Supplied data |
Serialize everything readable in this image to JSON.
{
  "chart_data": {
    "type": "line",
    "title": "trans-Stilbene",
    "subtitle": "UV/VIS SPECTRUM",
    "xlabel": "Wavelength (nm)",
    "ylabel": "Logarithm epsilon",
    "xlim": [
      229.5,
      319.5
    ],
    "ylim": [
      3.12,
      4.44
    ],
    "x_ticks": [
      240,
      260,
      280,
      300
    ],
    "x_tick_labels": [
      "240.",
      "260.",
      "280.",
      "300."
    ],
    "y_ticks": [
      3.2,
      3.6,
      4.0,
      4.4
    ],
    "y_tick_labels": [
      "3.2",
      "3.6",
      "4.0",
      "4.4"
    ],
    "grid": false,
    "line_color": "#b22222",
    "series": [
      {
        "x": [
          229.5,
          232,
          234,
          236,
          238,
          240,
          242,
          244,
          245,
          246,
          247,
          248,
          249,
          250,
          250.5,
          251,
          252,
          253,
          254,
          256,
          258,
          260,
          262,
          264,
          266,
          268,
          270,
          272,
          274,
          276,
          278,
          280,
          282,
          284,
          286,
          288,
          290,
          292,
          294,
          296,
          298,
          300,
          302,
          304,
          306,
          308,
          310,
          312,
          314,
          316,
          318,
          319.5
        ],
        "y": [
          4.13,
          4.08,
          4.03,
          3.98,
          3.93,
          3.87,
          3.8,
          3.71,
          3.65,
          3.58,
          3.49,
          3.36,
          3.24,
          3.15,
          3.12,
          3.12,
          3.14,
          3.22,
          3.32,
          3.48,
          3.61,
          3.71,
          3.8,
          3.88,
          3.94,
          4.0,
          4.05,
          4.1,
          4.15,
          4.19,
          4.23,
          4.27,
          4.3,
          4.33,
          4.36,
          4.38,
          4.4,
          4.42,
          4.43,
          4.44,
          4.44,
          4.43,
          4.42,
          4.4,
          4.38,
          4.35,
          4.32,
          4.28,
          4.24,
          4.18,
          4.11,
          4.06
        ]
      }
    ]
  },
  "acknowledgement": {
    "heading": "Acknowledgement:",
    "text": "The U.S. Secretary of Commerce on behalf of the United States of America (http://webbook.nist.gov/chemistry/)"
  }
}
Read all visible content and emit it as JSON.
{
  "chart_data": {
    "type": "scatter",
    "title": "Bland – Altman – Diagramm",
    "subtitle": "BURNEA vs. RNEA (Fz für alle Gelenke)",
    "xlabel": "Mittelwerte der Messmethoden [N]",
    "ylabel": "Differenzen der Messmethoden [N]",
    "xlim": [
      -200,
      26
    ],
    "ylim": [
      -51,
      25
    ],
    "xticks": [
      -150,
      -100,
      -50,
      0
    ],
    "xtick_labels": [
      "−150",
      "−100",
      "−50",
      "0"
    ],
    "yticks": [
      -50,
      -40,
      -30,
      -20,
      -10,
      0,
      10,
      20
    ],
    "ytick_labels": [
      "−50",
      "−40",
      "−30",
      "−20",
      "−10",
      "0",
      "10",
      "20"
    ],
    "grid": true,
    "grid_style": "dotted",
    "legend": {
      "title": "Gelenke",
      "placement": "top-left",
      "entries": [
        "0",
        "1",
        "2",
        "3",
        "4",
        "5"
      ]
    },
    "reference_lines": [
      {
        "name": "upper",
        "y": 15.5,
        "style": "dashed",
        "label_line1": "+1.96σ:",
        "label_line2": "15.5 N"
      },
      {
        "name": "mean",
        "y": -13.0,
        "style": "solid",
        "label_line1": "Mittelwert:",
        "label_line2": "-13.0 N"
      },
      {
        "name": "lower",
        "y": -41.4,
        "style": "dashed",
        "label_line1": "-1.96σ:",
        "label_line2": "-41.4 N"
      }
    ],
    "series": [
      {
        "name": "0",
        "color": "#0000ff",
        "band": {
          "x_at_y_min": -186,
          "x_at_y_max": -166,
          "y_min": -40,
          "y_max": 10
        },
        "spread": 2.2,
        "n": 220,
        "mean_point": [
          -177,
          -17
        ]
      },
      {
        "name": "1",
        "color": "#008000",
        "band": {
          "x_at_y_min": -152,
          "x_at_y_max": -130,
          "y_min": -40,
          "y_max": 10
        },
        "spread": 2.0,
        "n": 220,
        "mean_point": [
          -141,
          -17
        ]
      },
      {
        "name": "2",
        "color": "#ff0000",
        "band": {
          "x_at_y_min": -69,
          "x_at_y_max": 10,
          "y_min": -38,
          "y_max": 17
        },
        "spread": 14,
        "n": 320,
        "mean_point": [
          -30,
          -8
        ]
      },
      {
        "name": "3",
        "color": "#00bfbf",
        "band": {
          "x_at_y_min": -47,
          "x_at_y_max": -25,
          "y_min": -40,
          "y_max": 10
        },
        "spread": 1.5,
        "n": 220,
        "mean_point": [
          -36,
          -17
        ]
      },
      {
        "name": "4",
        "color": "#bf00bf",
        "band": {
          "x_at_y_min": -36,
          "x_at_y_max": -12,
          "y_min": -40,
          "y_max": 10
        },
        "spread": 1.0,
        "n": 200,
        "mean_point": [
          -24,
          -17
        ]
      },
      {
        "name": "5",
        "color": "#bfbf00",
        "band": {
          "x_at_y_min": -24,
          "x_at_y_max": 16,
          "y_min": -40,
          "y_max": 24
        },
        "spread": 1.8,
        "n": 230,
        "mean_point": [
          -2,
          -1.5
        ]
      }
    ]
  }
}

Short task | Pull out every line above that holds the word "spread".

Written response |
        "spread": 2.2,
        "spread": 2.0,
        "spread": 14,
        "spread": 1.5,
        "spread": 1.0,
        "spread": 1.8,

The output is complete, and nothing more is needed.